(Rows from a figure dataset)
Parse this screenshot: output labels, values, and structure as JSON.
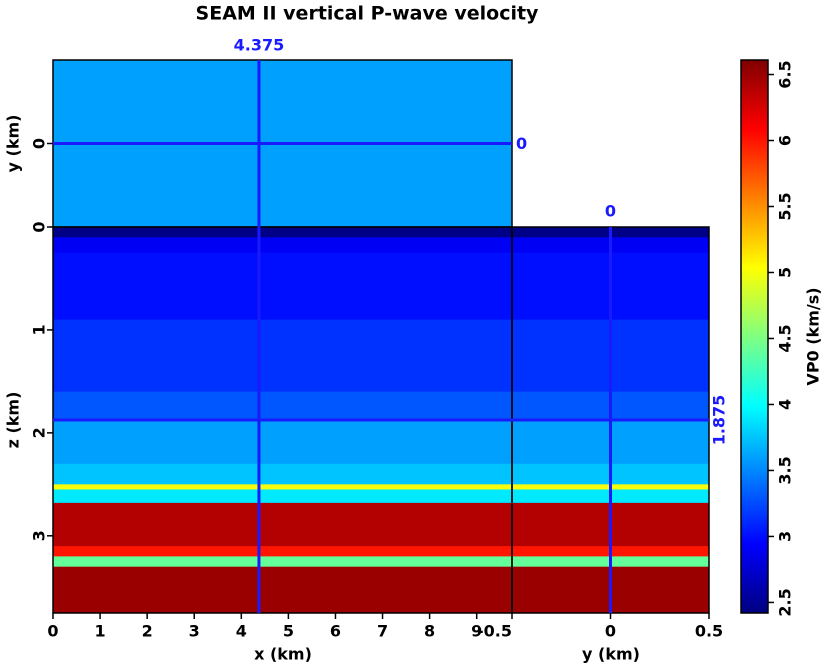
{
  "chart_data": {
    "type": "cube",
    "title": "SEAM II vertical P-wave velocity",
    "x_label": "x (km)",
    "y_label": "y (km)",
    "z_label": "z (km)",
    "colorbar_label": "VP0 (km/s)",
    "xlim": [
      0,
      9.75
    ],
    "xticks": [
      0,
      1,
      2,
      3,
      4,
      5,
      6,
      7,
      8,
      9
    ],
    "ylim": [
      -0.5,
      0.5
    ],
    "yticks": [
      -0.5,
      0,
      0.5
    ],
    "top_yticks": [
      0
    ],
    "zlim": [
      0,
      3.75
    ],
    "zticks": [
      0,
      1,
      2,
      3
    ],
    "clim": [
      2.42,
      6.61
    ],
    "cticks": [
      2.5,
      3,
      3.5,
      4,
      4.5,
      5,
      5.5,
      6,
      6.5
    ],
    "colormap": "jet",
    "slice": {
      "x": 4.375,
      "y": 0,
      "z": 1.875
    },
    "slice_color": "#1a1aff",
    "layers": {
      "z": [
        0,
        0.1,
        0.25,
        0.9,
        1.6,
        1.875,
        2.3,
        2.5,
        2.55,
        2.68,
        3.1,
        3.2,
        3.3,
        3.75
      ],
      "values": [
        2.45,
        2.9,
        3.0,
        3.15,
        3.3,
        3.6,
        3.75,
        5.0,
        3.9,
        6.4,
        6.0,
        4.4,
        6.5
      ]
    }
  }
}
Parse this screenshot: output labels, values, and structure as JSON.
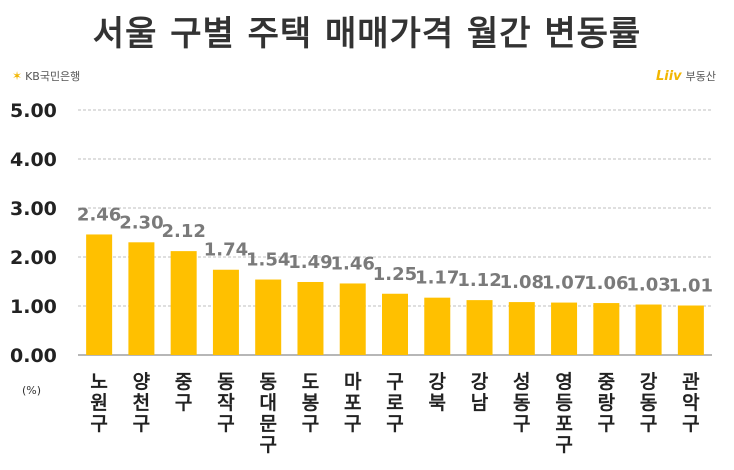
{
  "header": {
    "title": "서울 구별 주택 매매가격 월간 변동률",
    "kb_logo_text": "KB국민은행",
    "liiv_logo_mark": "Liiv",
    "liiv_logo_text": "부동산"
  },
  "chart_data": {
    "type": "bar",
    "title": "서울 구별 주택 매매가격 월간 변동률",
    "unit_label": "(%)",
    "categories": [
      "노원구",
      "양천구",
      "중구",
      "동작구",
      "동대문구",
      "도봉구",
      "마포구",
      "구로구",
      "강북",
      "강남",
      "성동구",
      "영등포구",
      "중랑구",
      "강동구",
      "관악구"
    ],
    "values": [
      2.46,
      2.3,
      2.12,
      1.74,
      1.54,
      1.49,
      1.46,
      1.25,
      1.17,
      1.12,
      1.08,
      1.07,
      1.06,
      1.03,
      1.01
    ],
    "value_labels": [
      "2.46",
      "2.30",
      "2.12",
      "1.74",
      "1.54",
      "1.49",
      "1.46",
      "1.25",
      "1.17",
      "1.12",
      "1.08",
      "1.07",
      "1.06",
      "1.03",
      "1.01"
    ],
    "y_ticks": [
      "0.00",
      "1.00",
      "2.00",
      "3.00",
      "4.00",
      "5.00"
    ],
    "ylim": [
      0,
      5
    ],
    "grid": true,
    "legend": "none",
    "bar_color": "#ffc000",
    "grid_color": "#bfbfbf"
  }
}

- **Goal**
Reproduce every record above exactly, but leave out the pictures.

- **Result**
Parse this screenshot: output labels, values, and structure as JSON.
{
  "chart_data": {
    "type": "cube",
    "title": "SEAM II vertical P-wave velocity",
    "x_label": "x (km)",
    "y_label": "y (km)",
    "z_label": "z (km)",
    "colorbar_label": "VP0 (km/s)",
    "xlim": [
      0,
      9.75
    ],
    "xticks": [
      0,
      1,
      2,
      3,
      4,
      5,
      6,
      7,
      8,
      9
    ],
    "ylim": [
      -0.5,
      0.5
    ],
    "yticks": [
      -0.5,
      0,
      0.5
    ],
    "top_yticks": [
      0
    ],
    "zlim": [
      0,
      3.75
    ],
    "zticks": [
      0,
      1,
      2,
      3
    ],
    "clim": [
      2.42,
      6.61
    ],
    "cticks": [
      2.5,
      3,
      3.5,
      4,
      4.5,
      5,
      5.5,
      6,
      6.5
    ],
    "colormap": "jet",
    "slice": {
      "x": 4.375,
      "y": 0,
      "z": 1.875
    },
    "slice_color": "#1a1aff",
    "layers": {
      "z": [
        0,
        0.1,
        0.25,
        0.9,
        1.6,
        1.875,
        2.3,
        2.5,
        2.55,
        2.68,
        3.1,
        3.2,
        3.3,
        3.75
      ],
      "values": [
        2.45,
        2.9,
        3.0,
        3.15,
        3.3,
        3.6,
        3.75,
        5.0,
        3.9,
        6.4,
        6.0,
        4.4,
        6.5
      ]
    }
  }
}
Parse this screenshot: output labels, values, and structure as JSON.
{
  "header": {
    "title": "서울 구별 주택 매매가격 월간 변동률",
    "kb_logo_text": "KB국민은행",
    "liiv_logo_mark": "Liiv",
    "liiv_logo_text": "부동산"
  },
  "chart_data": {
    "type": "bar",
    "title": "서울 구별 주택 매매가격 월간 변동률",
    "unit_label": "(%)",
    "categories": [
      "노원구",
      "양천구",
      "중구",
      "동작구",
      "동대문구",
      "도봉구",
      "마포구",
      "구로구",
      "강북",
      "강남",
      "성동구",
      "영등포구",
      "중랑구",
      "강동구",
      "관악구"
    ],
    "values": [
      2.46,
      2.3,
      2.12,
      1.74,
      1.54,
      1.49,
      1.46,
      1.25,
      1.17,
      1.12,
      1.08,
      1.07,
      1.06,
      1.03,
      1.01
    ],
    "value_labels": [
      "2.46",
      "2.30",
      "2.12",
      "1.74",
      "1.54",
      "1.49",
      "1.46",
      "1.25",
      "1.17",
      "1.12",
      "1.08",
      "1.07",
      "1.06",
      "1.03",
      "1.01"
    ],
    "y_ticks": [
      "0.00",
      "1.00",
      "2.00",
      "3.00",
      "4.00",
      "5.00"
    ],
    "ylim": [
      0,
      5
    ],
    "grid": true,
    "legend": "none",
    "bar_color": "#ffc000",
    "grid_color": "#bfbfbf"
  }
}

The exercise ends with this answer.